Set down every record once more, exactly as given.

Records that describe figures:
>>>>>

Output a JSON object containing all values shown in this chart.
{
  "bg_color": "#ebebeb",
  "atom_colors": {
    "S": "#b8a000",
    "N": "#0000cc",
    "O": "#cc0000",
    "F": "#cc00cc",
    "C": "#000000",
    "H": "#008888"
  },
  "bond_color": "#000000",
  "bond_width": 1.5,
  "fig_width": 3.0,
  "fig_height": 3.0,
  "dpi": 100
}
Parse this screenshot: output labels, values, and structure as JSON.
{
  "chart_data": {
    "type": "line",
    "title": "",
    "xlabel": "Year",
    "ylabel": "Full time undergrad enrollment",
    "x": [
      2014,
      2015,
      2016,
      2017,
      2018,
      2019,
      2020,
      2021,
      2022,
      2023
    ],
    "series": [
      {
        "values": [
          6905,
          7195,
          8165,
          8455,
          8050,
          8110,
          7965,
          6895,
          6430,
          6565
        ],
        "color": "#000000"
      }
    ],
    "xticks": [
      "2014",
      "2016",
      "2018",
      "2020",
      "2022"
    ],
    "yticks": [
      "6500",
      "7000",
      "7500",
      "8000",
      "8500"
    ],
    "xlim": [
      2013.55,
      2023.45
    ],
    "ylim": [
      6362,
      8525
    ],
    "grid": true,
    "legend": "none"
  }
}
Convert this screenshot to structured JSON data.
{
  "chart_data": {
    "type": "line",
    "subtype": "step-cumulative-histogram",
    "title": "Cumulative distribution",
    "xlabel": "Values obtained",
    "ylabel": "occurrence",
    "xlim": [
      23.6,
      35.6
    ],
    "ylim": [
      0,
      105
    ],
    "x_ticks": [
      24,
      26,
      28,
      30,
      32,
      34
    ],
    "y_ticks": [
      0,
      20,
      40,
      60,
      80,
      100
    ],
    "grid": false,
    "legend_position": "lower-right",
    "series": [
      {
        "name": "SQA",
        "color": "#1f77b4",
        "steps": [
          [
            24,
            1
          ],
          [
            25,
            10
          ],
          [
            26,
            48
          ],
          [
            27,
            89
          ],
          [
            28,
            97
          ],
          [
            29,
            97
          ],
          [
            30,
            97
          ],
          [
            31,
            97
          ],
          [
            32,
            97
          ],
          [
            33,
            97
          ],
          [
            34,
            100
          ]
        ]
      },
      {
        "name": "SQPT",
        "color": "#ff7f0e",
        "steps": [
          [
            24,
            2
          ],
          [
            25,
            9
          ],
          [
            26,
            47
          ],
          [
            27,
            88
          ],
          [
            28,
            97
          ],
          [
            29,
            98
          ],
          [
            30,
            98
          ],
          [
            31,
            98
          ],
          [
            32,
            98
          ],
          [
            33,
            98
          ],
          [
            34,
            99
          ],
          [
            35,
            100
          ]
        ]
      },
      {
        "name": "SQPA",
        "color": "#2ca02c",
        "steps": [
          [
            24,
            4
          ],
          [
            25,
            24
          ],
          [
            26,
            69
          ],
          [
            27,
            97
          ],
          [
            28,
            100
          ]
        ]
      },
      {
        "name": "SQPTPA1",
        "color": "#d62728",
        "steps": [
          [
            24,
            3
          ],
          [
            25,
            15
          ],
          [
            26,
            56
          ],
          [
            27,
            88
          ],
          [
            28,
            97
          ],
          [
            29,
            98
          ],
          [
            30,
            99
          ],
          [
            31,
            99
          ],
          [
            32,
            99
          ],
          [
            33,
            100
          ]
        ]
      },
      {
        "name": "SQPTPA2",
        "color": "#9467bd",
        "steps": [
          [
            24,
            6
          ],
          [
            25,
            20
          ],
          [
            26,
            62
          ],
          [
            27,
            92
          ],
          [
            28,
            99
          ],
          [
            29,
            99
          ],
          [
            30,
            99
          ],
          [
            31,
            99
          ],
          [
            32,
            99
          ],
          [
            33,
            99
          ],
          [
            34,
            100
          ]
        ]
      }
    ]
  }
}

<<<<<

The solution.
Output a JSON object containing all values shown in this chart.
{
  "bg_color": "#ebebeb",
  "atom_colors": {
    "S": "#b8a000",
    "N": "#0000cc",
    "O": "#cc0000",
    "F": "#cc00cc",
    "C": "#000000",
    "H": "#008888"
  },
  "bond_color": "#000000",
  "bond_width": 1.5,
  "fig_width": 3.0,
  "fig_height": 3.0,
  "dpi": 100
}
Parse this screenshot: output labels, values, and structure as JSON.
{
  "chart_data": {
    "type": "line",
    "title": "",
    "xlabel": "Year",
    "ylabel": "Full time undergrad enrollment",
    "x": [
      2014,
      2015,
      2016,
      2017,
      2018,
      2019,
      2020,
      2021,
      2022,
      2023
    ],
    "series": [
      {
        "values": [
          6905,
          7195,
          8165,
          8455,
          8050,
          8110,
          7965,
          6895,
          6430,
          6565
        ],
        "color": "#000000"
      }
    ],
    "xticks": [
      "2014",
      "2016",
      "2018",
      "2020",
      "2022"
    ],
    "yticks": [
      "6500",
      "7000",
      "7500",
      "8000",
      "8500"
    ],
    "xlim": [
      2013.55,
      2023.45
    ],
    "ylim": [
      6362,
      8525
    ],
    "grid": true,
    "legend": "none"
  }
}
Convert this screenshot to structured JSON data.
{
  "chart_data": {
    "type": "line",
    "subtype": "step-cumulative-histogram",
    "title": "Cumulative distribution",
    "xlabel": "Values obtained",
    "ylabel": "occurrence",
    "xlim": [
      23.6,
      35.6
    ],
    "ylim": [
      0,
      105
    ],
    "x_ticks": [
      24,
      26,
      28,
      30,
      32,
      34
    ],
    "y_ticks": [
      0,
      20,
      40,
      60,
      80,
      100
    ],
    "grid": false,
    "legend_position": "lower-right",
    "series": [
      {
        "name": "SQA",
        "color": "#1f77b4",
        "steps": [
          [
            24,
            1
          ],
          [
            25,
            10
          ],
          [
            26,
            48
          ],
          [
            27,
            89
          ],
          [
            28,
            97
          ],
          [
            29,
            97
          ],
          [
            30,
            97
          ],
          [
            31,
            97
          ],
          [
            32,
            97
          ],
          [
            33,
            97
          ],
          [
            34,
            100
          ]
        ]
      },
      {
        "name": "SQPT",
        "color": "#ff7f0e",
        "steps": [
          [
            24,
            2
          ],
          [
            25,
            9
          ],
          [
            26,
            47
          ],
          [
            27,
            88
          ],
          [
            28,
            97
          ],
          [
            29,
            98
          ],
          [
            30,
            98
          ],
          [
            31,
            98
          ],
          [
            32,
            98
          ],
          [
            33,
            98
          ],
          [
            34,
            99
          ],
          [
            35,
            100
          ]
        ]
      },
      {
        "name": "SQPA",
        "color": "#2ca02c",
        "steps": [
          [
            24,
            4
          ],
          [
            25,
            24
          ],
          [
            26,
            69
          ],
          [
            27,
            97
          ],
          [
            28,
            100
          ]
        ]
      },
      {
        "name": "SQPTPA1",
        "color": "#d62728",
        "steps": [
          [
            24,
            3
          ],
          [
            25,
            15
          ],
          [
            26,
            56
          ],
          [
            27,
            88
          ],
          [
            28,
            97
          ],
          [
            29,
            98
          ],
          [
            30,
            99
          ],
          [
            31,
            99
          ],
          [
            32,
            99
          ],
          [
            33,
            100
          ]
        ]
      },
      {
        "name": "SQPTPA2",
        "color": "#9467bd",
        "steps": [
          [
            24,
            6
          ],
          [
            25,
            20
          ],
          [
            26,
            62
          ],
          [
            27,
            92
          ],
          [
            28,
            99
          ],
          [
            29,
            99
          ],
          [
            30,
            99
          ],
          [
            31,
            99
          ],
          [
            32,
            99
          ],
          [
            33,
            99
          ],
          [
            34,
            100
          ]
        ]
      }
    ]
  }
}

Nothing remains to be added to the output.